**POLECENIE A**
Przepisz bez zmian fragment tekstu o przygotowaniach do rajdu, zaczynając od słów "Tak więc delikatnie" i kończąc na słowach "radę mnie kontrolować.".
**POLECENIE B**
Podaj ponownie bez zmian tylko wiersze rekordów od pierwszego wiersza rekordów aż po wiersz zawierający "Point: [169, 633, 191, 648]", łącznie z tymi dwoma wierszami.

**FRAGMENT TEKSTU**
__________

Tak więc delikatnie stresuję się mapą w tym roku, ale postanawiam start potraktować mocno-treningowo-nawigacyjnie, wszak północ od południa odróżniam, ślaczki na mapie kojarzę, a z wszelkiego rodzaju kółkami, krzyżykami i innymi pierdołami zdążyłam „opatrzeć się” na poprzednich rajdach. Poza tym mapy zawsze są po jednej na łeb, Radek z pewnością da radę mnie kontrolować.

Że organizator rozwiązał ten problem bardzo szybko, zdziwiłam się nie tylko ja, ale również pozostałe teamy…

Przygotowania sprzętowe w tym roku idą równie opornie, co kondycyjne. Brakuje mi JEDYNIE: jednego roweru, dwóch mapników, jednego kompasu, kompletu błotników i okularów do jazdy przy słabym świetle. Koleżanka, kolega+ sklep, koleżanka, Auchan, Auchan. A! I jeszcze partner. Wycieczka na lotnisko – mam wszystko.

__________

**DOSTARCZONE DANE**
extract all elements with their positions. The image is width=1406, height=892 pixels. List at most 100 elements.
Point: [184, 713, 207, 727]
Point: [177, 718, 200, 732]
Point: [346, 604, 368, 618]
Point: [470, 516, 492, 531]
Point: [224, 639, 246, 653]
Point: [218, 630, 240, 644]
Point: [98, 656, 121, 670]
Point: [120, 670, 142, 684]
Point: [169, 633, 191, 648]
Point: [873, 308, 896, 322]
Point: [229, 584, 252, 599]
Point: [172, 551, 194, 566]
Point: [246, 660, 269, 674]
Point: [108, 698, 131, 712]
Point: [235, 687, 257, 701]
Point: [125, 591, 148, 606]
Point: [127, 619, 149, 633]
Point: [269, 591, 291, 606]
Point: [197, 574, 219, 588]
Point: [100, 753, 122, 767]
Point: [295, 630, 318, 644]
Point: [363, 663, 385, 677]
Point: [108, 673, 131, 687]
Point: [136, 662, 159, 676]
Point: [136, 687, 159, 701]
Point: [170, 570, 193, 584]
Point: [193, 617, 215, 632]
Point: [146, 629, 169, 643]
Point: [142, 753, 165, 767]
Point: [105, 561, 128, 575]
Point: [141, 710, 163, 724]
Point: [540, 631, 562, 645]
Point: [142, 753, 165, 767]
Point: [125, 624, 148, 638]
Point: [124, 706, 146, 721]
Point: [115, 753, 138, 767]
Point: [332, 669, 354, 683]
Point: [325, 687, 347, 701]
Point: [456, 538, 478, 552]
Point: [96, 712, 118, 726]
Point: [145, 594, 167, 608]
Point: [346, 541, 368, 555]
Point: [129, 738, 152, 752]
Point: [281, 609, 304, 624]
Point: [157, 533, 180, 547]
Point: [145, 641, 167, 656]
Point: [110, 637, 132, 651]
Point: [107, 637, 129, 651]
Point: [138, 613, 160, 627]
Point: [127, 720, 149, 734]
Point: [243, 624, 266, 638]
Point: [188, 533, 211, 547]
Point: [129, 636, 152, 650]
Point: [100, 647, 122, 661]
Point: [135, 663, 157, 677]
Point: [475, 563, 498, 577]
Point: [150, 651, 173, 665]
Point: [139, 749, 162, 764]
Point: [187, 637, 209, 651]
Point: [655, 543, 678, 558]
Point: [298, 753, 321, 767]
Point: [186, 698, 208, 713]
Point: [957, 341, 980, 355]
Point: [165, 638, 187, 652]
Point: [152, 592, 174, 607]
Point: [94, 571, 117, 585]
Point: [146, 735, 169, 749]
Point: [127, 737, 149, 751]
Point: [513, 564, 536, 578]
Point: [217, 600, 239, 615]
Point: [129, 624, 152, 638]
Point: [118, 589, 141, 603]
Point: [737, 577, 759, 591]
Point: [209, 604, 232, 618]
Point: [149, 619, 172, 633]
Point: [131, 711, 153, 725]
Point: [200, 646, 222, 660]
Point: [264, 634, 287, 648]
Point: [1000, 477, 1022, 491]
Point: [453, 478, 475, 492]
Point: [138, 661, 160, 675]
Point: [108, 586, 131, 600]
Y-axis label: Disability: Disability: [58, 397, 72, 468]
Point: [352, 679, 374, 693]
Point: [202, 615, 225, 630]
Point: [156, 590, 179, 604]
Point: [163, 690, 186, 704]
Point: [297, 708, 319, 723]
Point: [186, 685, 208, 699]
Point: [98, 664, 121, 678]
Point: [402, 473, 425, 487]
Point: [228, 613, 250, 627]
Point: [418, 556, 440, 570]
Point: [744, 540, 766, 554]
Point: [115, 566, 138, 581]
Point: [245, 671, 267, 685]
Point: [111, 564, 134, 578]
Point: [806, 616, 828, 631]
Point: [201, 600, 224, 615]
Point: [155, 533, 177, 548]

__________

**WYNIK ZADANIA A**
Tak więc delikatnie stresuję się mapą w tym roku, ale postanawiam start potraktować mocno-treningowo-nawigacyjnie, wszak północ od południa odróżniam, ślaczki na mapie kojarzę, a z wszelkiego rodzaju kółkami, krzyżykami i innymi pierdołami zdążyłam „opatrzeć się” na poprzednich rajdach. Poza tym mapy zawsze są po jednej na łeb, Radek z pewnością da radę mnie kontrolować.

**WYNIK ZADANIA B**
extract all elements with their positions. The image is width=1406, height=892 pixels. List at most 100 elements.
Point: [184, 713, 207, 727]
Point: [177, 718, 200, 732]
Point: [346, 604, 368, 618]
Point: [470, 516, 492, 531]
Point: [224, 639, 246, 653]
Point: [218, 630, 240, 644]
Point: [98, 656, 121, 670]
Point: [120, 670, 142, 684]
Point: [169, 633, 191, 648]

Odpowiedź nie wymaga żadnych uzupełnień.